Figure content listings
>> Begin
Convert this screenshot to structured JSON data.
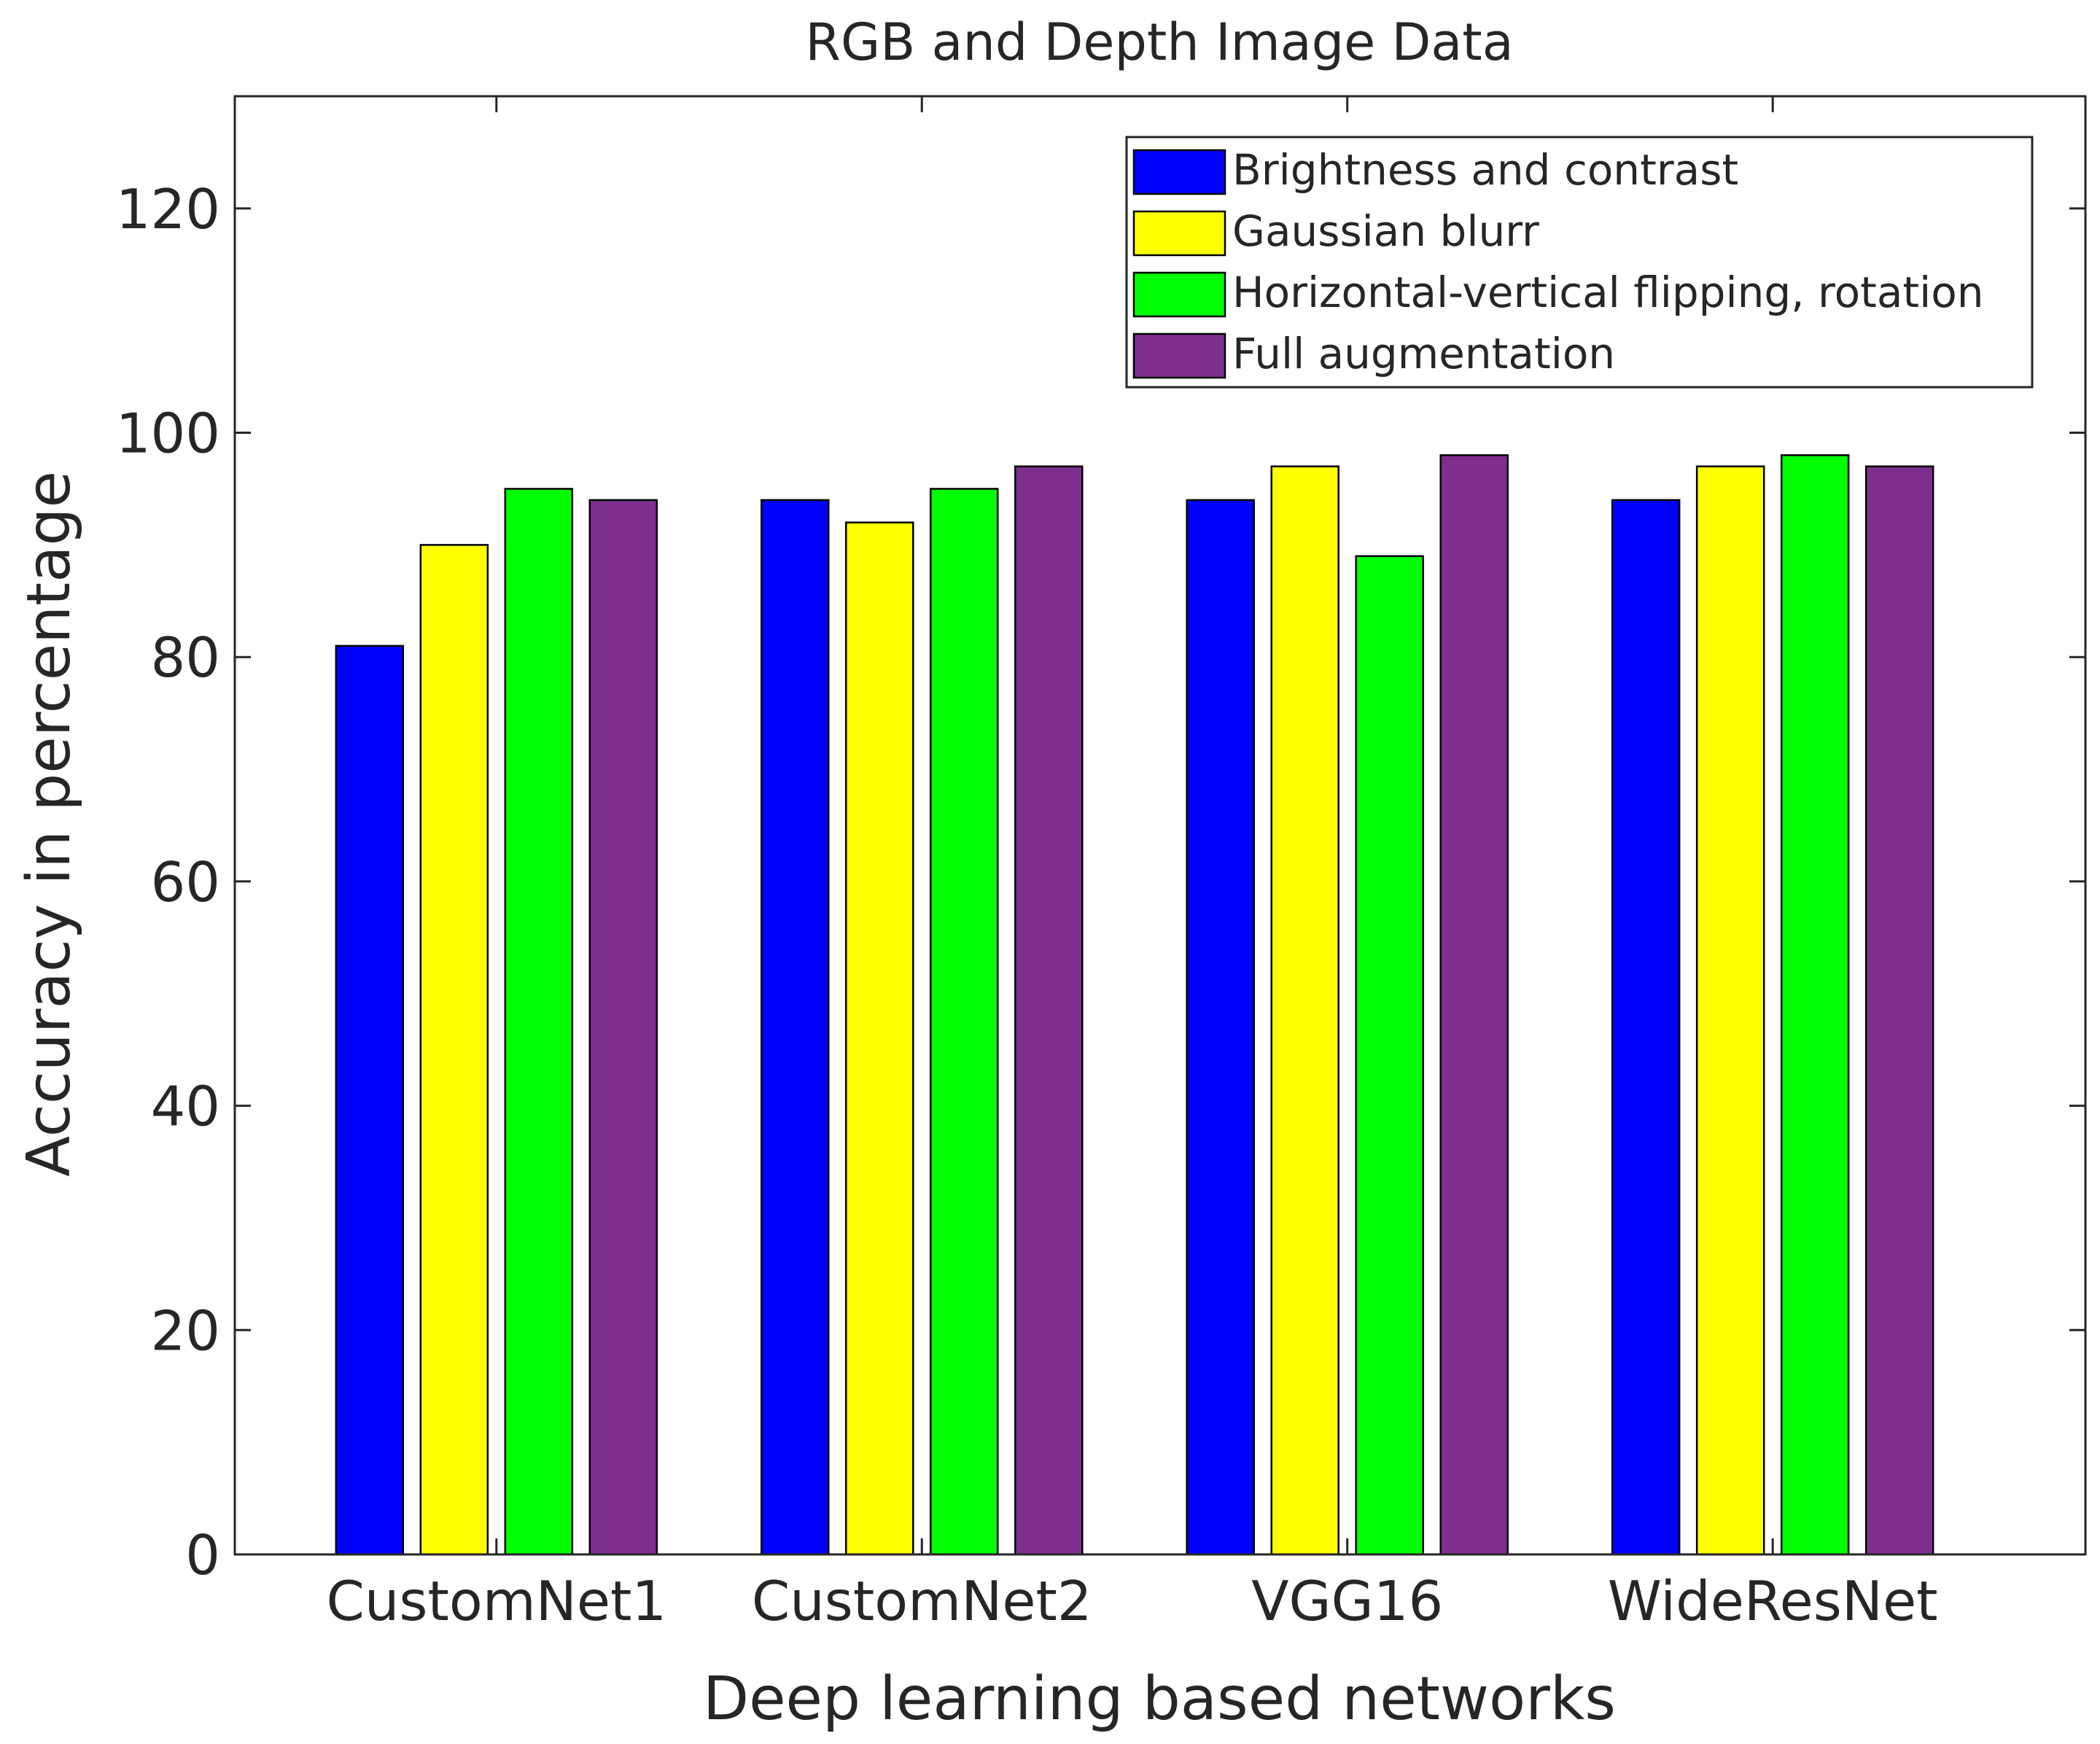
{
  "chart_data": {
    "type": "bar",
    "title": "RGB and Depth Image Data",
    "xlabel": "Deep learning based networks",
    "ylabel": "Accuracy in percentage",
    "categories": [
      "CustomNet1",
      "CustomNet2",
      "VGG16",
      "WideResNet"
    ],
    "ylim": [
      0,
      130
    ],
    "yticks": [
      0,
      20,
      40,
      60,
      80,
      100,
      120
    ],
    "grid": false,
    "legend_position": "top-right",
    "series": [
      {
        "name": "Brightness and contrast",
        "color": "#0000ff",
        "values": [
          81,
          94,
          94,
          94
        ]
      },
      {
        "name": "Gaussian blurr",
        "color": "#ffff00",
        "values": [
          90,
          92,
          97,
          97
        ]
      },
      {
        "name": "Horizontal-vertical flipping, rotation",
        "color": "#00ff00",
        "values": [
          95,
          95,
          89,
          98
        ]
      },
      {
        "name": "Full augmentation",
        "color": "#7e2f8e",
        "values": [
          94,
          97,
          98,
          97
        ]
      }
    ]
  }
}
>> End
EXERCISE PROMPT:
Copy each line of the preceding data that contains the string "name".

ANSWER TO THIS TASK:
        "name": "Brightness and contrast",
        "name": "Gaussian blurr",
        "name": "Horizontal-vertical flipping, rotation",
        "name": "Full augmentation",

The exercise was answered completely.